*Stated goal*.
Transcribe the entries below exactly.

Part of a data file
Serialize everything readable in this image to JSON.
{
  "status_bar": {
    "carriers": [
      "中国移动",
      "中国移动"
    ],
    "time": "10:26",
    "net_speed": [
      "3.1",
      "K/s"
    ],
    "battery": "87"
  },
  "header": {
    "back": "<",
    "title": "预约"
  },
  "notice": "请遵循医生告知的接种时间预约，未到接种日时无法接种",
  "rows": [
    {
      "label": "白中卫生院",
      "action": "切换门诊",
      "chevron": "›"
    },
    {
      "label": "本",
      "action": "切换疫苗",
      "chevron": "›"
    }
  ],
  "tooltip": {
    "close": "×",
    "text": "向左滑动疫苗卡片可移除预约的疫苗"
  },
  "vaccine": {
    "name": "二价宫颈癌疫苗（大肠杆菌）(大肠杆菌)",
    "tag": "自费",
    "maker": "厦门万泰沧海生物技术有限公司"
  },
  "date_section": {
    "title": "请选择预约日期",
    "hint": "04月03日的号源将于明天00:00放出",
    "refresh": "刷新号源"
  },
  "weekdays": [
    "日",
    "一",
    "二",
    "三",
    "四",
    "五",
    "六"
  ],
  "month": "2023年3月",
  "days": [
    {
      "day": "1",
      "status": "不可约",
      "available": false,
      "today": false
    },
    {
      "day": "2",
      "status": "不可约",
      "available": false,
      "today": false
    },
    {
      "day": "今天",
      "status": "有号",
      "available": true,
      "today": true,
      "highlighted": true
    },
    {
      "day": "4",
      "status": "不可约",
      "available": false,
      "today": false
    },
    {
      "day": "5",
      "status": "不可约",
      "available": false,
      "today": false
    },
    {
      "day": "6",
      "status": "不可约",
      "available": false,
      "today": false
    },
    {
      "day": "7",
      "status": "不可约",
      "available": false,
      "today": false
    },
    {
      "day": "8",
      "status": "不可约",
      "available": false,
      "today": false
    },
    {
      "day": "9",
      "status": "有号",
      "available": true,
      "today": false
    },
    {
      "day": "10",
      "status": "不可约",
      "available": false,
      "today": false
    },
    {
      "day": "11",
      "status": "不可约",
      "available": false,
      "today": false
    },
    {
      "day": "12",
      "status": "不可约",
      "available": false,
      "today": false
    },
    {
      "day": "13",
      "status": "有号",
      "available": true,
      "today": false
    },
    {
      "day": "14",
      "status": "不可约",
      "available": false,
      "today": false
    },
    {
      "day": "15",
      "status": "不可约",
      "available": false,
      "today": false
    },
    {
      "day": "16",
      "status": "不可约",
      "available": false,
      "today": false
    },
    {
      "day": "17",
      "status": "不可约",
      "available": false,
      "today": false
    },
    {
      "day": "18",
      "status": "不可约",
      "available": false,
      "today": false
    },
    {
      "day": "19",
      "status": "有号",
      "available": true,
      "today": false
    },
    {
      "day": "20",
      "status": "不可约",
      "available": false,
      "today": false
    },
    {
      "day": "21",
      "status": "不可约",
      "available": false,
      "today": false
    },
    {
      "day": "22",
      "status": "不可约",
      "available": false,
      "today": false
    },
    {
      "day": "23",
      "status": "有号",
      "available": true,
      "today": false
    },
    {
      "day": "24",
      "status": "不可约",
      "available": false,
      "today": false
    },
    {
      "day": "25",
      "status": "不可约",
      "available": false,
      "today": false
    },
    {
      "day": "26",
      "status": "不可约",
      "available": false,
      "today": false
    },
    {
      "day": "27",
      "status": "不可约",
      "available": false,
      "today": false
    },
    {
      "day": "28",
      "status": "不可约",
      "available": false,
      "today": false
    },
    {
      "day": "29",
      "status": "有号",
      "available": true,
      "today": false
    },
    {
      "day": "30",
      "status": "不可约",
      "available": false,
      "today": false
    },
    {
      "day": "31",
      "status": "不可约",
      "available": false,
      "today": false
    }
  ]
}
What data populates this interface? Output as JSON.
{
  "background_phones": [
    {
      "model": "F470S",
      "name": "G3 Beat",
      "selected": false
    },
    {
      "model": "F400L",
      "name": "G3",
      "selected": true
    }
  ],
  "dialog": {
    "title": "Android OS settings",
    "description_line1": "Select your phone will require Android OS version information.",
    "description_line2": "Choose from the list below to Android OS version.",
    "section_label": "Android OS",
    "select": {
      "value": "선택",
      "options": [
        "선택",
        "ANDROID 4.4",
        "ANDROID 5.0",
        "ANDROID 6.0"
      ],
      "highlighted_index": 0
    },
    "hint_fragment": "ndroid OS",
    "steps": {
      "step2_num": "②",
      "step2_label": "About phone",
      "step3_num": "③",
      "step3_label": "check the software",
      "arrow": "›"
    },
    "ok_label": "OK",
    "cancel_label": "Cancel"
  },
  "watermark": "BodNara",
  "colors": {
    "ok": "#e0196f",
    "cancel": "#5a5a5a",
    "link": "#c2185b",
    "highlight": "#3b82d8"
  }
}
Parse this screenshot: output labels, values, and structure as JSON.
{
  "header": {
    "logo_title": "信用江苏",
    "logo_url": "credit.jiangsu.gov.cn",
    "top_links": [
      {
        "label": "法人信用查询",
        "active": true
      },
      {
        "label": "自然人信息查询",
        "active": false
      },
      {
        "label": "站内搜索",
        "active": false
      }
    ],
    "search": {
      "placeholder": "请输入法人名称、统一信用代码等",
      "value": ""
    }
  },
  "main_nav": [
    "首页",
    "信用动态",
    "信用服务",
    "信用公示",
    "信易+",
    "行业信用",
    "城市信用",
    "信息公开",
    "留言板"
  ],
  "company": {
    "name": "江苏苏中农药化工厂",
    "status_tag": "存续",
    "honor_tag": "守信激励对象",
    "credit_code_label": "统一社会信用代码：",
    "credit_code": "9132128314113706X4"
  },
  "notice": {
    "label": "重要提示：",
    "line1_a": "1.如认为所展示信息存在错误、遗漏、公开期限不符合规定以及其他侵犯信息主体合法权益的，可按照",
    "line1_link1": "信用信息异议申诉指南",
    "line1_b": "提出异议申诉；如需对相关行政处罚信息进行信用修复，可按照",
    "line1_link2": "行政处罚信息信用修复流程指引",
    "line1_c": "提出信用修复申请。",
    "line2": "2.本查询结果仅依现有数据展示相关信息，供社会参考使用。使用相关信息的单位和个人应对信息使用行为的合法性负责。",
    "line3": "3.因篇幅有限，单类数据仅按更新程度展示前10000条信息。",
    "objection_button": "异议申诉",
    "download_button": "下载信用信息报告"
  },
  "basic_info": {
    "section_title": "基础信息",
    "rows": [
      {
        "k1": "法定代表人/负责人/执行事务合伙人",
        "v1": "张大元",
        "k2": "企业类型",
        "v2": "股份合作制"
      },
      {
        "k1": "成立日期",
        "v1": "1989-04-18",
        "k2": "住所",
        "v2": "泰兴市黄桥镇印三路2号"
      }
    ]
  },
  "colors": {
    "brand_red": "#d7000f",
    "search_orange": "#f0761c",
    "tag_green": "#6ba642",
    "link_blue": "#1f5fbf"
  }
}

*Complete response*.
Serialize everything readable in this image to JSON.
{
  "status_bar": {
    "carriers": [
      "中国移动",
      "中国移动"
    ],
    "time": "10:26",
    "net_speed": [
      "3.1",
      "K/s"
    ],
    "battery": "87"
  },
  "header": {
    "back": "<",
    "title": "预约"
  },
  "notice": "请遵循医生告知的接种时间预约，未到接种日时无法接种",
  "rows": [
    {
      "label": "白中卫生院",
      "action": "切换门诊",
      "chevron": "›"
    },
    {
      "label": "本",
      "action": "切换疫苗",
      "chevron": "›"
    }
  ],
  "tooltip": {
    "close": "×",
    "text": "向左滑动疫苗卡片可移除预约的疫苗"
  },
  "vaccine": {
    "name": "二价宫颈癌疫苗（大肠杆菌）(大肠杆菌)",
    "tag": "自费",
    "maker": "厦门万泰沧海生物技术有限公司"
  },
  "date_section": {
    "title": "请选择预约日期",
    "hint": "04月03日的号源将于明天00:00放出",
    "refresh": "刷新号源"
  },
  "weekdays": [
    "日",
    "一",
    "二",
    "三",
    "四",
    "五",
    "六"
  ],
  "month": "2023年3月",
  "days": [
    {
      "day": "1",
      "status": "不可约",
      "available": false,
      "today": false
    },
    {
      "day": "2",
      "status": "不可约",
      "available": false,
      "today": false
    },
    {
      "day": "今天",
      "status": "有号",
      "available": true,
      "today": true,
      "highlighted": true
    },
    {
      "day": "4",
      "status": "不可约",
      "available": false,
      "today": false
    },
    {
      "day": "5",
      "status": "不可约",
      "available": false,
      "today": false
    },
    {
      "day": "6",
      "status": "不可约",
      "available": false,
      "today": false
    },
    {
      "day": "7",
      "status": "不可约",
      "available": false,
      "today": false
    },
    {
      "day": "8",
      "status": "不可约",
      "available": false,
      "today": false
    },
    {
      "day": "9",
      "status": "有号",
      "available": true,
      "today": false
    },
    {
      "day": "10",
      "status": "不可约",
      "available": false,
      "today": false
    },
    {
      "day": "11",
      "status": "不可约",
      "available": false,
      "today": false
    },
    {
      "day": "12",
      "status": "不可约",
      "available": false,
      "today": false
    },
    {
      "day": "13",
      "status": "有号",
      "available": true,
      "today": false
    },
    {
      "day": "14",
      "status": "不可约",
      "available": false,
      "today": false
    },
    {
      "day": "15",
      "status": "不可约",
      "available": false,
      "today": false
    },
    {
      "day": "16",
      "status": "不可约",
      "available": false,
      "today": false
    },
    {
      "day": "17",
      "status": "不可约",
      "available": false,
      "today": false
    },
    {
      "day": "18",
      "status": "不可约",
      "available": false,
      "today": false
    },
    {
      "day": "19",
      "status": "有号",
      "available": true,
      "today": false
    },
    {
      "day": "20",
      "status": "不可约",
      "available": false,
      "today": false
    },
    {
      "day": "21",
      "status": "不可约",
      "available": false,
      "today": false
    },
    {
      "day": "22",
      "status": "不可约",
      "available": false,
      "today": false
    },
    {
      "day": "23",
      "status": "有号",
      "available": true,
      "today": false
    },
    {
      "day": "24",
      "status": "不可约",
      "available": false,
      "today": false
    },
    {
      "day": "25",
      "status": "不可约",
      "available": false,
      "today": false
    },
    {
      "day": "26",
      "status": "不可约",
      "available": false,
      "today": false
    },
    {
      "day": "27",
      "status": "不可约",
      "available": false,
      "today": false
    },
    {
      "day": "28",
      "status": "不可约",
      "available": false,
      "today": false
    },
    {
      "day": "29",
      "status": "有号",
      "available": true,
      "today": false
    },
    {
      "day": "30",
      "status": "不可约",
      "available": false,
      "today": false
    },
    {
      "day": "31",
      "status": "不可约",
      "available": false,
      "today": false
    }
  ]
}
What data populates this interface? Output as JSON.
{
  "background_phones": [
    {
      "model": "F470S",
      "name": "G3 Beat",
      "selected": false
    },
    {
      "model": "F400L",
      "name": "G3",
      "selected": true
    }
  ],
  "dialog": {
    "title": "Android OS settings",
    "description_line1": "Select your phone will require Android OS version information.",
    "description_line2": "Choose from the list below to Android OS version.",
    "section_label": "Android OS",
    "select": {
      "value": "선택",
      "options": [
        "선택",
        "ANDROID 4.4",
        "ANDROID 5.0",
        "ANDROID 6.0"
      ],
      "highlighted_index": 0
    },
    "hint_fragment": "ndroid OS",
    "steps": {
      "step2_num": "②",
      "step2_label": "About phone",
      "step3_num": "③",
      "step3_label": "check the software",
      "arrow": "›"
    },
    "ok_label": "OK",
    "cancel_label": "Cancel"
  },
  "watermark": "BodNara",
  "colors": {
    "ok": "#e0196f",
    "cancel": "#5a5a5a",
    "link": "#c2185b",
    "highlight": "#3b82d8"
  }
}
Parse this screenshot: output labels, values, and structure as JSON.
{
  "header": {
    "logo_title": "信用江苏",
    "logo_url": "credit.jiangsu.gov.cn",
    "top_links": [
      {
        "label": "法人信用查询",
        "active": true
      },
      {
        "label": "自然人信息查询",
        "active": false
      },
      {
        "label": "站内搜索",
        "active": false
      }
    ],
    "search": {
      "placeholder": "请输入法人名称、统一信用代码等",
      "value": ""
    }
  },
  "main_nav": [
    "首页",
    "信用动态",
    "信用服务",
    "信用公示",
    "信易+",
    "行业信用",
    "城市信用",
    "信息公开",
    "留言板"
  ],
  "company": {
    "name": "江苏苏中农药化工厂",
    "status_tag": "存续",
    "honor_tag": "守信激励对象",
    "credit_code_label": "统一社会信用代码：",
    "credit_code": "9132128314113706X4"
  },
  "notice": {
    "label": "重要提示：",
    "line1_a": "1.如认为所展示信息存在错误、遗漏、公开期限不符合规定以及其他侵犯信息主体合法权益的，可按照",
    "line1_link1": "信用信息异议申诉指南",
    "line1_b": "提出异议申诉；如需对相关行政处罚信息进行信用修复，可按照",
    "line1_link2": "行政处罚信息信用修复流程指引",
    "line1_c": "提出信用修复申请。",
    "line2": "2.本查询结果仅依现有数据展示相关信息，供社会参考使用。使用相关信息的单位和个人应对信息使用行为的合法性负责。",
    "line3": "3.因篇幅有限，单类数据仅按更新程度展示前10000条信息。",
    "objection_button": "异议申诉",
    "download_button": "下载信用信息报告"
  },
  "basic_info": {
    "section_title": "基础信息",
    "rows": [
      {
        "k1": "法定代表人/负责人/执行事务合伙人",
        "v1": "张大元",
        "k2": "企业类型",
        "v2": "股份合作制"
      },
      {
        "k1": "成立日期",
        "v1": "1989-04-18",
        "k2": "住所",
        "v2": "泰兴市黄桥镇印三路2号"
      }
    ]
  },
  "colors": {
    "brand_red": "#d7000f",
    "search_orange": "#f0761c",
    "tag_green": "#6ba642",
    "link_blue": "#1f5fbf"
  }
}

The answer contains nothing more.